----- PROVIDED INFORMATION

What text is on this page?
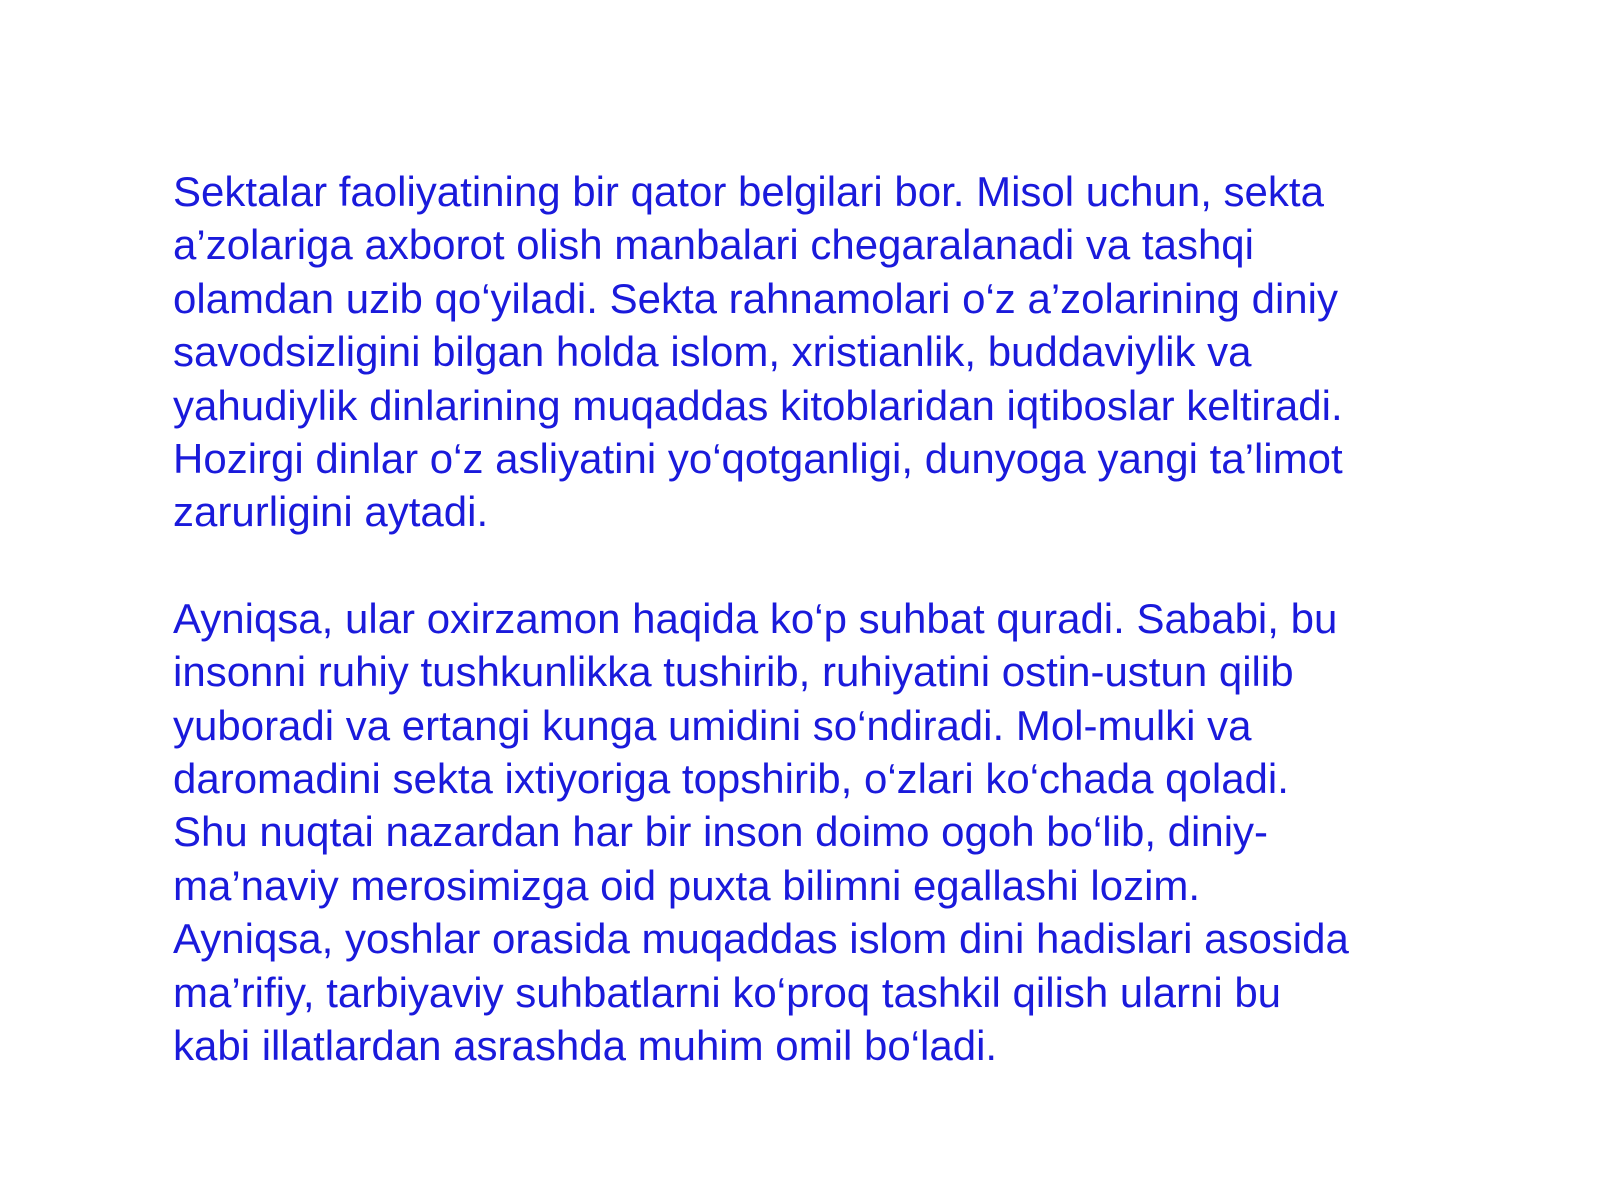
Sektalar faoliyatining bir qator belgilari bor. Misol uchun, sekta
a’zolariga axborot olish manbalari chegaralanadi va tashqi
olamdan uzib qo‘yiladi. Sekta rahnamolari o‘z a’zolarining diniy
savodsizligini bilgan holda islom, xristianlik, buddaviylik va
yahudiylik dinlarining muqaddas kitoblaridan iqtiboslar keltiradi.
Hozirgi dinlar o‘z asliyatini yo‘qotganligi, dunyoga yangi ta’limot
zarurligini aytadi.

Ayniqsa, ular oxirzamon haqida ko‘p suhbat quradi. Sababi, bu
insonni ruhiy tushkunlikka tushirib, ruhiyatini ostin-ustun qilib
yuboradi va ertangi kunga umidini so‘ndiradi. Mol-mulki va
daromadini sekta ixtiyoriga topshirib, o‘zlari ko‘chada qoladi.
Shu nuqtai nazardan har bir inson doimo ogoh bo‘lib, diniy-
ma’naviy merosimizga oid puxta bilimni egallashi lozim.
Ayniqsa, yoshlar orasida muqaddas islom dini hadislari asosida
ma’rifiy, tarbiyaviy suhbatlarni ko‘proq tashkil qilish ularni bu
kabi illatlardan asrashda muhim omil bo‘ladi.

----------

Transcribe all the data word for word; the images stay out.

What text is on this page?
Sektalar faoliyatining bir qator belgilari bor. Misol uchun, sekta
a’zolariga axborot olish manbalari chegaralanadi va tashqi
olamdan uzib qo‘yiladi. Sekta rahnamolari o‘z a’zolarining diniy
savodsizligini bilgan holda islom, xristianlik, buddaviylik va
yahudiylik dinlarining muqaddas kitoblaridan iqtiboslar keltiradi.
Hozirgi dinlar o‘z asliyatini yo‘qotganligi, dunyoga yangi ta’limot
zarurligini aytadi.

Ayniqsa, ular oxirzamon haqida ko‘p suhbat quradi. Sababi, bu
insonni ruhiy tushkunlikka tushirib, ruhiyatini ostin-ustun qilib
yuboradi va ertangi kunga umidini so‘ndiradi. Mol-mulki va
daromadini sekta ixtiyoriga topshirib, o‘zlari ko‘chada qoladi.
Shu nuqtai nazardan har bir inson doimo ogoh bo‘lib, diniy-
ma’naviy merosimizga oid puxta bilimni egallashi lozim.
Ayniqsa, yoshlar orasida muqaddas islom dini hadislari asosida
ma’rifiy, tarbiyaviy suhbatlarni ko‘proq tashkil qilish ularni bu
kabi illatlardan asrashda muhim omil bo‘ladi.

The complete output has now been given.